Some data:
****************************************

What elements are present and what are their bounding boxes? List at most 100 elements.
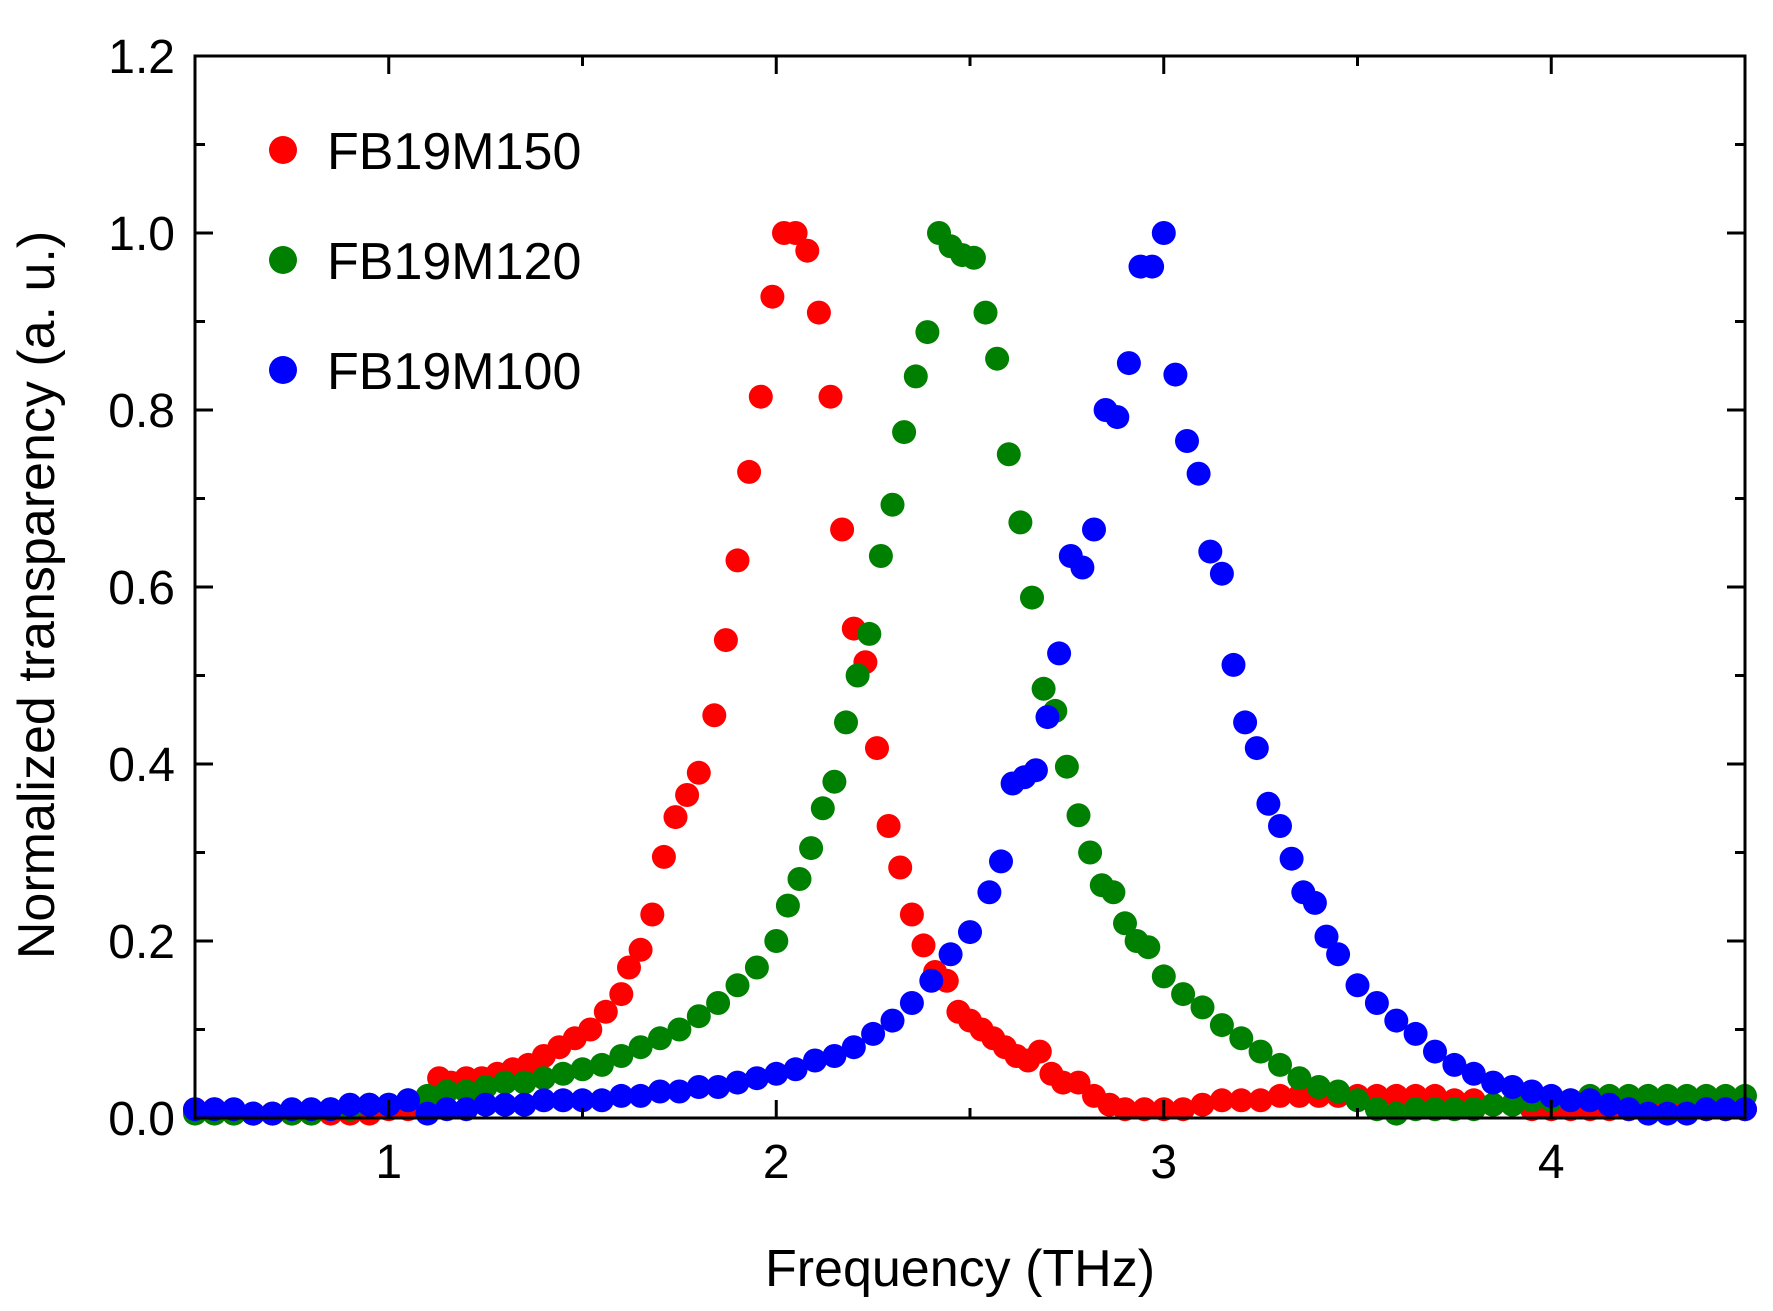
data-point: [1031, 676, 1056, 701]
data-point: [1345, 973, 1370, 998]
y-tick-label: 0.8: [108, 385, 175, 438]
data-point: [775, 893, 800, 918]
data-point: [1054, 754, 1079, 779]
data-point: [725, 548, 750, 573]
legend-label: FB19M120: [327, 233, 581, 291]
data-point: [899, 902, 924, 927]
data-point: [868, 544, 893, 568]
data-point: [787, 867, 812, 891]
data-point: [512, 1070, 537, 1095]
data-point: [551, 1061, 576, 1086]
data-point: [675, 783, 700, 807]
data-point: [1597, 1092, 1622, 1117]
data-point: [803, 1048, 827, 1073]
data-point: [1171, 982, 1196, 1007]
data-point: [1047, 641, 1072, 666]
data-point: [1233, 710, 1258, 735]
data-point: [1326, 1079, 1351, 1104]
data-point: [973, 300, 998, 325]
data-point: [961, 245, 986, 270]
data-point: [531, 1088, 556, 1113]
data-point: [1314, 924, 1339, 949]
axis-ticks: 1 2 3 4 0.0 0.2 0.4 0.6 0.8 1.0 1.2: [108, 31, 1747, 1189]
data-point: [977, 880, 1002, 905]
data-point: [1302, 890, 1327, 915]
data-point: [1694, 1097, 1719, 1122]
data-point: [888, 855, 913, 880]
data-point: [760, 284, 785, 309]
legend: FB19M150 FB19M120 FB19M100: [269, 123, 581, 401]
data-point: [1163, 362, 1188, 387]
data-point: [663, 805, 688, 830]
data-point: [531, 1066, 556, 1091]
data-point: [628, 937, 653, 962]
data-point: [1500, 1092, 1525, 1117]
legend-marker: [269, 356, 297, 384]
data-point: [318, 1097, 343, 1122]
data-point: [578, 1017, 603, 1042]
data-point: [1151, 221, 1176, 245]
data-point: [570, 1057, 595, 1082]
data-point: [1384, 1008, 1409, 1033]
data-point: [1519, 1079, 1544, 1104]
x-tick-label: 2: [763, 1136, 790, 1189]
data-point: [415, 1083, 440, 1108]
data-point: [880, 492, 905, 517]
x-tick-label: 3: [1150, 1136, 1177, 1189]
x-tick-label: 4: [1538, 1136, 1565, 1189]
y-tick-label: 1.0: [108, 208, 175, 261]
data-point: [783, 1057, 808, 1082]
data-point: [593, 999, 618, 1024]
data-point: [919, 968, 944, 993]
data-point: [876, 814, 901, 838]
data-point: [748, 384, 773, 409]
data-point: [1674, 1083, 1699, 1108]
data-point: [628, 1035, 653, 1060]
data-point: [1082, 517, 1106, 542]
data-point: [1209, 1088, 1234, 1113]
data-point: [702, 703, 727, 728]
data-point: [473, 1075, 498, 1099]
data-point: [1616, 1097, 1641, 1122]
data-point: [1442, 1052, 1467, 1077]
data-point: [744, 955, 769, 980]
data-point: [1364, 1097, 1389, 1122]
data-point: [1151, 964, 1176, 989]
data-point: [1171, 1097, 1196, 1122]
data-point: [617, 955, 641, 980]
data-point: [686, 760, 711, 785]
data-point: [1539, 1083, 1564, 1108]
data-points-layer: [183, 221, 1757, 1126]
data-point: [1020, 585, 1044, 610]
data-point: [1229, 1088, 1254, 1113]
data-point: [1209, 1013, 1234, 1038]
data-point: [830, 517, 855, 542]
data-point: [841, 1035, 866, 1060]
data-point: [1078, 840, 1103, 865]
data-point: [1113, 1097, 1137, 1122]
data-point: [396, 1088, 421, 1113]
legend-item: FB19M150: [269, 123, 581, 181]
data-point: [903, 364, 928, 389]
data-point: [1027, 1039, 1052, 1064]
data-point: [512, 1092, 537, 1117]
data-point: [1244, 736, 1269, 761]
data-point: [493, 1092, 517, 1117]
data-point: [1578, 1088, 1602, 1113]
data-point: [1116, 351, 1141, 376]
data-point: [1070, 555, 1095, 580]
data-point: [667, 1017, 692, 1042]
x-tick-label: 1: [375, 1136, 402, 1189]
data-point: [1132, 1097, 1157, 1122]
data-point: [1268, 1083, 1292, 1108]
data-point: [892, 420, 917, 445]
data-point: [1221, 652, 1246, 677]
data-point: [1481, 1070, 1506, 1095]
data-point: [822, 1044, 847, 1068]
legend-marker: [269, 136, 297, 164]
data-point: [473, 1092, 498, 1117]
data-point: [1306, 1075, 1331, 1099]
data-point: [1190, 995, 1215, 1020]
data-point: [799, 836, 824, 861]
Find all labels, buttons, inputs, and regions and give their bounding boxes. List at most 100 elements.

****************************************

Your instructions:
Select every line in the data above that contains the word "List".

Solution for this exercise:
What elements are present and what are their bounding boxes? List at most 100 elements.
Find all labels, buttons, inputs, and regions and give their bounding boxes. List at most 100 elements.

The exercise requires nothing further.